[START OF Dataset content]

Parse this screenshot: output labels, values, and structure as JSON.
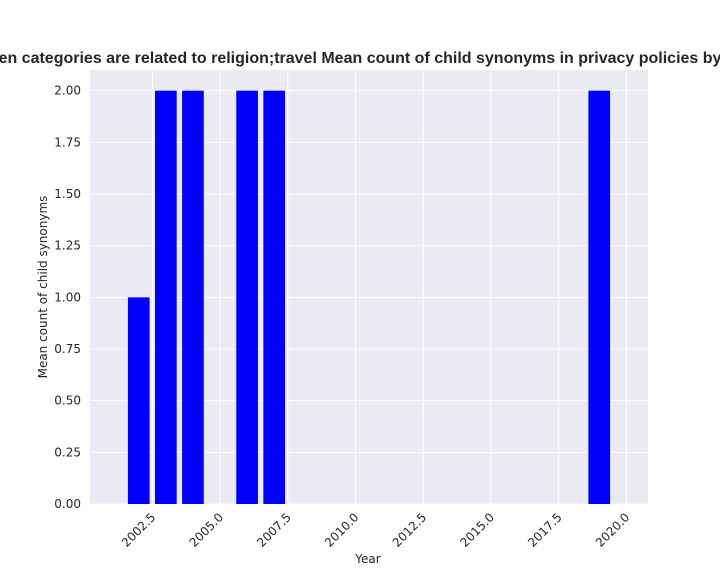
{
  "chart_data": {
    "type": "bar",
    "title": "en categories are related to religion;travel Mean count of child synonyms in privacy policies by",
    "xlabel": "Year",
    "ylabel": "Mean count of child synonyms",
    "x": [
      2002,
      2003,
      2004,
      2006,
      2007,
      2019
    ],
    "values": [
      1.0,
      2.0,
      2.0,
      2.0,
      2.0,
      2.0
    ],
    "xlim": [
      2000.2,
      2020.8
    ],
    "ylim": [
      0,
      2.1
    ],
    "xticks": [
      2002.5,
      2005.0,
      2007.5,
      2010.0,
      2012.5,
      2015.0,
      2017.5,
      2020.0
    ],
    "xtick_labels": [
      "2002.5",
      "2005.0",
      "2007.5",
      "2010.0",
      "2012.5",
      "2015.0",
      "2017.5",
      "2020.0"
    ],
    "yticks": [
      0.0,
      0.25,
      0.5,
      0.75,
      1.0,
      1.25,
      1.5,
      1.75,
      2.0
    ],
    "ytick_labels": [
      "0.00",
      "0.25",
      "0.50",
      "0.75",
      "1.00",
      "1.25",
      "1.50",
      "1.75",
      "2.00"
    ],
    "bar_width": 0.8,
    "grid": true,
    "colors": {
      "bar": "#0000ff",
      "plot_background": "#eaeaf2",
      "grid": "#ffffff",
      "text": "#262626"
    }
  }
}
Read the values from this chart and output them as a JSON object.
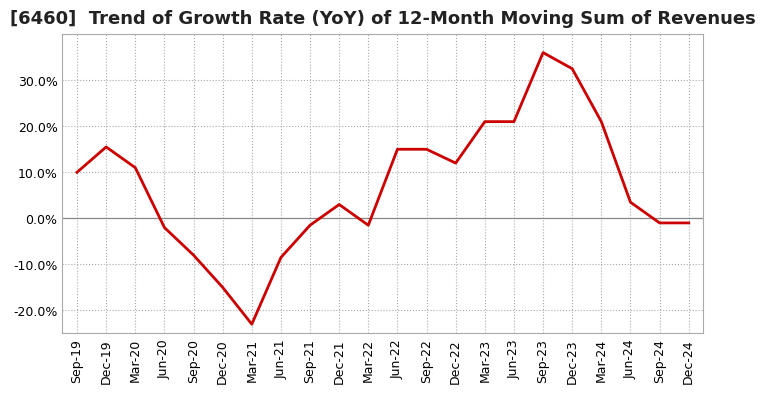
{
  "title": "[6460]  Trend of Growth Rate (YoY) of 12-Month Moving Sum of Revenues",
  "x_labels": [
    "Sep-19",
    "Dec-19",
    "Mar-20",
    "Jun-20",
    "Sep-20",
    "Dec-20",
    "Mar-21",
    "Jun-21",
    "Sep-21",
    "Dec-21",
    "Mar-22",
    "Jun-22",
    "Sep-22",
    "Dec-22",
    "Mar-23",
    "Jun-23",
    "Sep-23",
    "Dec-23",
    "Mar-24",
    "Jun-24",
    "Sep-24",
    "Dec-24"
  ],
  "y_values": [
    10.0,
    15.5,
    11.0,
    -2.0,
    -8.0,
    -15.0,
    -23.0,
    -8.5,
    -1.5,
    3.0,
    -1.5,
    15.0,
    15.0,
    12.0,
    21.0,
    21.0,
    36.0,
    32.5,
    21.0,
    3.5,
    -1.0,
    -1.0
  ],
  "line_color": "#cc0000",
  "ylim": [
    -25,
    40
  ],
  "yticks": [
    -20.0,
    -10.0,
    0.0,
    10.0,
    20.0,
    30.0
  ],
  "background_color": "#ffffff",
  "grid_color": "#aaaaaa",
  "zero_line_color": "#888888",
  "title_fontsize": 13,
  "tick_fontsize": 9
}
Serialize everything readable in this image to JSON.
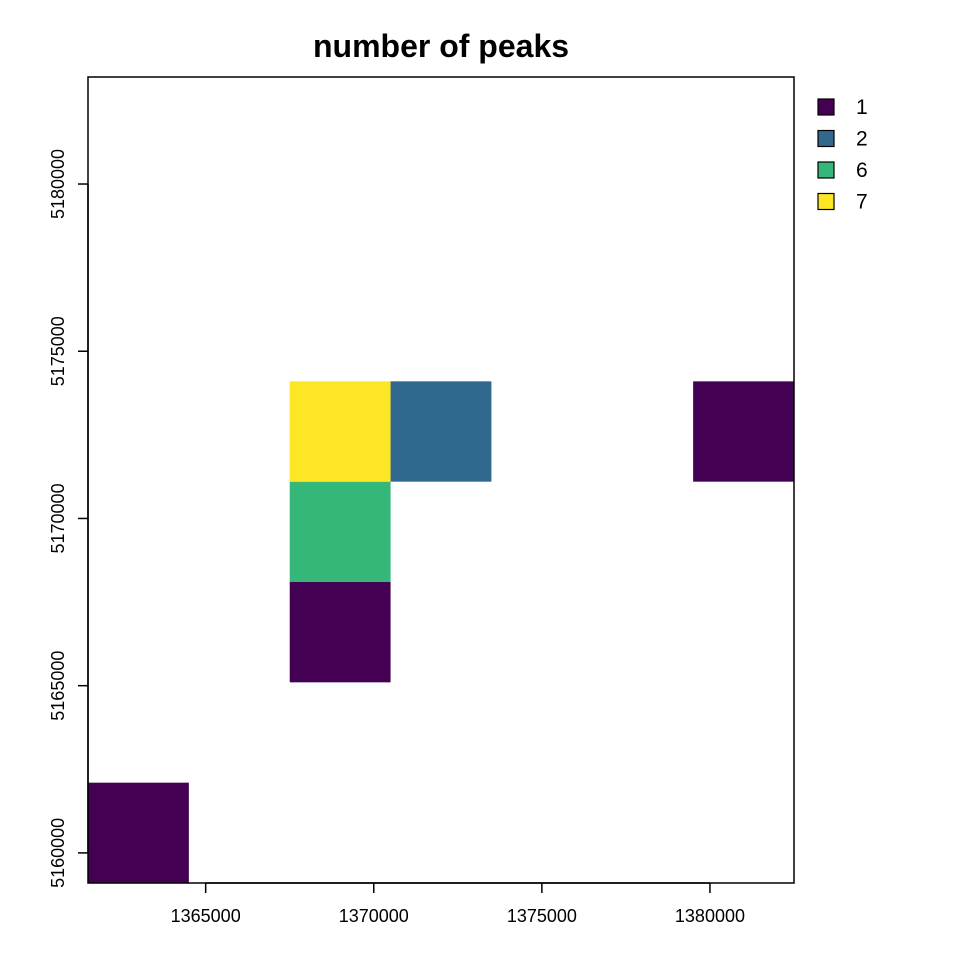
{
  "chart_data": {
    "type": "heatmap",
    "title": "number of peaks",
    "xlabel": "",
    "ylabel": "",
    "xlim": [
      1361500,
      1382500
    ],
    "ylim": [
      5159100,
      5183200
    ],
    "x_ticks": [
      1365000,
      1370000,
      1375000,
      1380000
    ],
    "y_ticks": [
      5160000,
      5165000,
      5170000,
      5175000,
      5180000
    ],
    "x_tick_labels": [
      "1365000",
      "1370000",
      "1375000",
      "1380000"
    ],
    "y_tick_labels": [
      "5160000",
      "5165000",
      "5170000",
      "5175000",
      "5180000"
    ],
    "cell_size": 3000,
    "cells": [
      {
        "x0": 1361500,
        "y0": 5159100,
        "value": 1
      },
      {
        "x0": 1367500,
        "y0": 5165100,
        "value": 1
      },
      {
        "x0": 1367500,
        "y0": 5168100,
        "value": 6
      },
      {
        "x0": 1367500,
        "y0": 5171100,
        "value": 7
      },
      {
        "x0": 1370500,
        "y0": 5171100,
        "value": 2
      },
      {
        "x0": 1379500,
        "y0": 5171100,
        "value": 1
      }
    ],
    "legend": {
      "position": "top-right",
      "entries": [
        {
          "label": "1",
          "value": 1,
          "color": "#440154"
        },
        {
          "label": "2",
          "value": 2,
          "color": "#31688e"
        },
        {
          "label": "6",
          "value": 6,
          "color": "#35b779"
        },
        {
          "label": "7",
          "value": 7,
          "color": "#fde725"
        }
      ]
    },
    "grid": false
  }
}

[END OF Dataset content]

* **Job**:
Reproduce all entries without any change, and omit the pictures.

* **Answer for this exercise**:
Parse this screenshot: output labels, values, and structure as JSON.
{
  "chart_data": {
    "type": "bar",
    "title": "en categories are related to religion;travel Mean count of child synonyms in privacy policies by",
    "xlabel": "Year",
    "ylabel": "Mean count of child synonyms",
    "x": [
      2002,
      2003,
      2004,
      2006,
      2007,
      2019
    ],
    "values": [
      1.0,
      2.0,
      2.0,
      2.0,
      2.0,
      2.0
    ],
    "xlim": [
      2000.2,
      2020.8
    ],
    "ylim": [
      0,
      2.1
    ],
    "xticks": [
      2002.5,
      2005.0,
      2007.5,
      2010.0,
      2012.5,
      2015.0,
      2017.5,
      2020.0
    ],
    "xtick_labels": [
      "2002.5",
      "2005.0",
      "2007.5",
      "2010.0",
      "2012.5",
      "2015.0",
      "2017.5",
      "2020.0"
    ],
    "yticks": [
      0.0,
      0.25,
      0.5,
      0.75,
      1.0,
      1.25,
      1.5,
      1.75,
      2.0
    ],
    "ytick_labels": [
      "0.00",
      "0.25",
      "0.50",
      "0.75",
      "1.00",
      "1.25",
      "1.50",
      "1.75",
      "2.00"
    ],
    "bar_width": 0.8,
    "grid": true,
    "colors": {
      "bar": "#0000ff",
      "plot_background": "#eaeaf2",
      "grid": "#ffffff",
      "text": "#262626"
    }
  }
}
Read the values from this chart and output them as a JSON object.
{
  "title": "[6460]  Trend of Growth Rate (YoY) of 12-Month Moving Sum of Revenues",
  "x_labels": [
    "Sep-19",
    "Dec-19",
    "Mar-20",
    "Jun-20",
    "Sep-20",
    "Dec-20",
    "Mar-21",
    "Jun-21",
    "Sep-21",
    "Dec-21",
    "Mar-22",
    "Jun-22",
    "Sep-22",
    "Dec-22",
    "Mar-23",
    "Jun-23",
    "Sep-23",
    "Dec-23",
    "Mar-24",
    "Jun-24",
    "Sep-24",
    "Dec-24"
  ],
  "y_values": [
    10.0,
    15.5,
    11.0,
    -2.0,
    -8.0,
    -15.0,
    -23.0,
    -8.5,
    -1.5,
    3.0,
    -1.5,
    15.0,
    15.0,
    12.0,
    21.0,
    21.0,
    36.0,
    32.5,
    21.0,
    3.5,
    -1.0,
    -1.0
  ],
  "line_color": "#cc0000",
  "ylim": [
    -25,
    40
  ],
  "yticks": [
    -20.0,
    -10.0,
    0.0,
    10.0,
    20.0,
    30.0
  ],
  "background_color": "#ffffff",
  "grid_color": "#aaaaaa",
  "zero_line_color": "#888888",
  "title_fontsize": 13,
  "tick_fontsize": 9
}
Serialize everything readable in this image to JSON.
{
  "chart_data": {
    "type": "heatmap",
    "title": "number of peaks",
    "xlabel": "",
    "ylabel": "",
    "xlim": [
      1361500,
      1382500
    ],
    "ylim": [
      5159100,
      5183200
    ],
    "x_ticks": [
      1365000,
      1370000,
      1375000,
      1380000
    ],
    "y_ticks": [
      5160000,
      5165000,
      5170000,
      5175000,
      5180000
    ],
    "x_tick_labels": [
      "1365000",
      "1370000",
      "1375000",
      "1380000"
    ],
    "y_tick_labels": [
      "5160000",
      "5165000",
      "5170000",
      "5175000",
      "5180000"
    ],
    "cell_size": 3000,
    "cells": [
      {
        "x0": 1361500,
        "y0": 5159100,
        "value": 1
      },
      {
        "x0": 1367500,
        "y0": 5165100,
        "value": 1
      },
      {
        "x0": 1367500,
        "y0": 5168100,
        "value": 6
      },
      {
        "x0": 1367500,
        "y0": 5171100,
        "value": 7
      },
      {
        "x0": 1370500,
        "y0": 5171100,
        "value": 2
      },
      {
        "x0": 1379500,
        "y0": 5171100,
        "value": 1
      }
    ],
    "legend": {
      "position": "top-right",
      "entries": [
        {
          "label": "1",
          "value": 1,
          "color": "#440154"
        },
        {
          "label": "2",
          "value": 2,
          "color": "#31688e"
        },
        {
          "label": "6",
          "value": 6,
          "color": "#35b779"
        },
        {
          "label": "7",
          "value": 7,
          "color": "#fde725"
        }
      ]
    },
    "grid": false
  }
}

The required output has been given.